What the task asks – Entries follow. Set all of them down as they stand.

▬▬▬▬▬▬▬▬▬▬

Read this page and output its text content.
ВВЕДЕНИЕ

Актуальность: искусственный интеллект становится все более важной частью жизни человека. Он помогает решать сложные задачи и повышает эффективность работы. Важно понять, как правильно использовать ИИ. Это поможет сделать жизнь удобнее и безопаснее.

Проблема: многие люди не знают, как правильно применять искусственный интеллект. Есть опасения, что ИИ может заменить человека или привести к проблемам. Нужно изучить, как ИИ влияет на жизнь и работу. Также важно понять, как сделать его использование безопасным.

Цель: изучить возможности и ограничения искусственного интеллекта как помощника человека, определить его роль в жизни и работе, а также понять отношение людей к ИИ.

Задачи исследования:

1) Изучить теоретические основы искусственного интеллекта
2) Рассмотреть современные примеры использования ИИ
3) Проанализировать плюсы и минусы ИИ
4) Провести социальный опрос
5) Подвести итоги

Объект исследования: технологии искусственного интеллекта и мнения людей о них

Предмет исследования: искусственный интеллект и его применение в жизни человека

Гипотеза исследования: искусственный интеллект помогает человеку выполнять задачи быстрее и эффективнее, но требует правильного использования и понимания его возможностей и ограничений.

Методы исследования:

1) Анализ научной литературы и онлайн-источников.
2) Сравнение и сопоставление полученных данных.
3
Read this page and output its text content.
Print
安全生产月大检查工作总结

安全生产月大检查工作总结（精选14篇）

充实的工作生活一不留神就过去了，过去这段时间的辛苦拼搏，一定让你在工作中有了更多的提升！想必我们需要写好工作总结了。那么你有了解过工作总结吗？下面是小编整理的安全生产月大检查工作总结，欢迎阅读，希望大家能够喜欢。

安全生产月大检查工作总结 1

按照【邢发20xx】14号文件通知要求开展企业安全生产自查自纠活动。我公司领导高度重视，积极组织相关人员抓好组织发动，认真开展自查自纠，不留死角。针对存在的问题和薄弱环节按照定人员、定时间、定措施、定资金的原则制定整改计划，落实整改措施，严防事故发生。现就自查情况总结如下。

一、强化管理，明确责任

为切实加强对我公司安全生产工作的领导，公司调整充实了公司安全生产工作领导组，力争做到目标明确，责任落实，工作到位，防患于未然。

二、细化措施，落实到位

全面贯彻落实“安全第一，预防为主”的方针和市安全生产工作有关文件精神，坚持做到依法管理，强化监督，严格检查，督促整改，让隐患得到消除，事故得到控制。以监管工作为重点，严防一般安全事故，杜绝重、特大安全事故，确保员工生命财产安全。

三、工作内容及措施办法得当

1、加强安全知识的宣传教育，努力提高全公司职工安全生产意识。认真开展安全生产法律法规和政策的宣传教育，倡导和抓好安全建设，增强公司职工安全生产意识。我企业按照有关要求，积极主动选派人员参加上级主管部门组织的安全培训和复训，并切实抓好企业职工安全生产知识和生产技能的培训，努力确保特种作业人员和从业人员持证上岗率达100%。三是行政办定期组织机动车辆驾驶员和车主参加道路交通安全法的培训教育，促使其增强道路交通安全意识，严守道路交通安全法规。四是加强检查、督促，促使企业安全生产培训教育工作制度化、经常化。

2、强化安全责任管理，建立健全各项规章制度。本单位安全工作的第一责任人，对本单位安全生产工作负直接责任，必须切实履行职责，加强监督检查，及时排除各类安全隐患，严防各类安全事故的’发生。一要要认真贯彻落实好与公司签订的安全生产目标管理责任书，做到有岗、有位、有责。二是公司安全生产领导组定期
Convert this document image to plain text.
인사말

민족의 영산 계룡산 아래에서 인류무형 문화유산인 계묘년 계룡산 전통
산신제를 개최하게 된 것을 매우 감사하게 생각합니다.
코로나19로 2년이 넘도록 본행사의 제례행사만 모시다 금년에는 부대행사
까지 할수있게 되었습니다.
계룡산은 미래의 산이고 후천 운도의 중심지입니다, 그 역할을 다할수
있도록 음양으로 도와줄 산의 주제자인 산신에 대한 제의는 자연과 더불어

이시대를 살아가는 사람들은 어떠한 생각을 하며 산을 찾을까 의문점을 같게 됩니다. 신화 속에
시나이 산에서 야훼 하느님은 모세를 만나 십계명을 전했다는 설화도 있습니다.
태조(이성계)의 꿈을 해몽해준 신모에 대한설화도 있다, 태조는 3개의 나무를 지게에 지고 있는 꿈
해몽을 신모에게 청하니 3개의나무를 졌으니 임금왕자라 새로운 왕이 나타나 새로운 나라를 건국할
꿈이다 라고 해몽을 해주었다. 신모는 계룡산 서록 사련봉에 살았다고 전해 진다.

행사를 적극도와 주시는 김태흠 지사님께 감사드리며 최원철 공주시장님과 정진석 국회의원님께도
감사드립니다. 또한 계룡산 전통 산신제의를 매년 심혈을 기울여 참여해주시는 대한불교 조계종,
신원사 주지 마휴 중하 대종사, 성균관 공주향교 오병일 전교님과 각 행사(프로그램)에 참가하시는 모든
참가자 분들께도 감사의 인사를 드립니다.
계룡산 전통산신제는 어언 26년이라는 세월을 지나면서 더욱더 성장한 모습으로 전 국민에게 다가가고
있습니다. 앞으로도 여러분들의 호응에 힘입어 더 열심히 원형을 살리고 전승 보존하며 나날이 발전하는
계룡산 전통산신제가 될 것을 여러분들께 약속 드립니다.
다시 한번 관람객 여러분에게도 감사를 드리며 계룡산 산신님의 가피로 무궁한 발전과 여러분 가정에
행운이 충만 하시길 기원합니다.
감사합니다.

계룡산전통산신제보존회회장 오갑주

▬▬▬▬▬▬▬▬▬▬

Solved exercise –
Read this page and output its text content.
ВВЕДЕНИЕ

Актуальность: искусственный интеллект становится все более важной частью жизни человека. Он помогает решать сложные задачи и повышает эффективность работы. Важно понять, как правильно использовать ИИ. Это поможет сделать жизнь удобнее и безопаснее.

Проблема: многие люди не знают, как правильно применять искусственный интеллект. Есть опасения, что ИИ может заменить человека или привести к проблемам. Нужно изучить, как ИИ влияет на жизнь и работу. Также важно понять, как сделать его использование безопасным.

Цель: изучить возможности и ограничения искусственного интеллекта как помощника человека, определить его роль в жизни и работе, а также понять отношение людей к ИИ.

Задачи исследования:

1) Изучить теоретические основы искусственного интеллекта
2) Рассмотреть современные примеры использования ИИ
3) Проанализировать плюсы и минусы ИИ
4) Провести социальный опрос
5) Подвести итоги

Объект исследования: технологии искусственного интеллекта и мнения людей о них

Предмет исследования: искусственный интеллект и его применение в жизни человека

Гипотеза исследования: искусственный интеллект помогает человеку выполнять задачи быстрее и эффективнее, но требует правильного использования и понимания его возможностей и ограничений.

Методы исследования:

1) Анализ научной литературы и онлайн-источников.
2) Сравнение и сопоставление полученных данных.
3
Read this page and output its text content.
Print
安全生产月大检查工作总结

安全生产月大检查工作总结（精选14篇）

充实的工作生活一不留神就过去了，过去这段时间的辛苦拼搏，一定让你在工作中有了更多的提升！想必我们需要写好工作总结了。那么你有了解过工作总结吗？下面是小编整理的安全生产月大检查工作总结，欢迎阅读，希望大家能够喜欢。

安全生产月大检查工作总结 1

按照【邢发20xx】14号文件通知要求开展企业安全生产自查自纠活动。我公司领导高度重视，积极组织相关人员抓好组织发动，认真开展自查自纠，不留死角。针对存在的问题和薄弱环节按照定人员、定时间、定措施、定资金的原则制定整改计划，落实整改措施，严防事故发生。现就自查情况总结如下。

一、强化管理，明确责任

为切实加强对我公司安全生产工作的领导，公司调整充实了公司安全生产工作领导组，力争做到目标明确，责任落实，工作到位，防患于未然。

二、细化措施，落实到位

全面贯彻落实“安全第一，预防为主”的方针和市安全生产工作有关文件精神，坚持做到依法管理，强化监督，严格检查，督促整改，让隐患得到消除，事故得到控制。以监管工作为重点，严防一般安全事故，杜绝重、特大安全事故，确保员工生命财产安全。

三、工作内容及措施办法得当

1、加强安全知识的宣传教育，努力提高全公司职工安全生产意识。认真开展安全生产法律法规和政策的宣传教育，倡导和抓好安全建设，增强公司职工安全生产意识。我企业按照有关要求，积极主动选派人员参加上级主管部门组织的安全培训和复训，并切实抓好企业职工安全生产知识和生产技能的培训，努力确保特种作业人员和从业人员持证上岗率达100%。三是行政办定期组织机动车辆驾驶员和车主参加道路交通安全法的培训教育，促使其增强道路交通安全意识，严守道路交通安全法规。四是加强检查、督促，促使企业安全生产培训教育工作制度化、经常化。

2、强化安全责任管理，建立健全各项规章制度。本单位安全工作的第一责任人，对本单位安全生产工作负直接责任，必须切实履行职责，加强监督检查，及时排除各类安全隐患，严防各类安全事故的’发生。一要要认真贯彻落实好与公司签订的安全生产目标管理责任书，做到有岗、有位、有责。二是公司安全生产领导组定期
Convert this document image to plain text.
인사말

민족의 영산 계룡산 아래에서 인류무형 문화유산인 계묘년 계룡산 전통
산신제를 개최하게 된 것을 매우 감사하게 생각합니다.
코로나19로 2년이 넘도록 본행사의 제례행사만 모시다 금년에는 부대행사
까지 할수있게 되었습니다.
계룡산은 미래의 산이고 후천 운도의 중심지입니다, 그 역할을 다할수
있도록 음양으로 도와줄 산의 주제자인 산신에 대한 제의는 자연과 더불어

이시대를 살아가는 사람들은 어떠한 생각을 하며 산을 찾을까 의문점을 같게 됩니다. 신화 속에
시나이 산에서 야훼 하느님은 모세를 만나 십계명을 전했다는 설화도 있습니다.
태조(이성계)의 꿈을 해몽해준 신모에 대한설화도 있다, 태조는 3개의 나무를 지게에 지고 있는 꿈
해몽을 신모에게 청하니 3개의나무를 졌으니 임금왕자라 새로운 왕이 나타나 새로운 나라를 건국할
꿈이다 라고 해몽을 해주었다. 신모는 계룡산 서록 사련봉에 살았다고 전해 진다.

행사를 적극도와 주시는 김태흠 지사님께 감사드리며 최원철 공주시장님과 정진석 국회의원님께도
감사드립니다. 또한 계룡산 전통 산신제의를 매년 심혈을 기울여 참여해주시는 대한불교 조계종,
신원사 주지 마휴 중하 대종사, 성균관 공주향교 오병일 전교님과 각 행사(프로그램)에 참가하시는 모든
참가자 분들께도 감사의 인사를 드립니다.
계룡산 전통산신제는 어언 26년이라는 세월을 지나면서 더욱더 성장한 모습으로 전 국민에게 다가가고
있습니다. 앞으로도 여러분들의 호응에 힘입어 더 열심히 원형을 살리고 전승 보존하며 나날이 발전하는
계룡산 전통산신제가 될 것을 여러분들께 약속 드립니다.
다시 한번 관람객 여러분에게도 감사를 드리며 계룡산 산신님의 가피로 무궁한 발전과 여러분 가정에
행운이 충만 하시길 기원합니다.
감사합니다.

계룡산전통산신제보존회회장 오갑주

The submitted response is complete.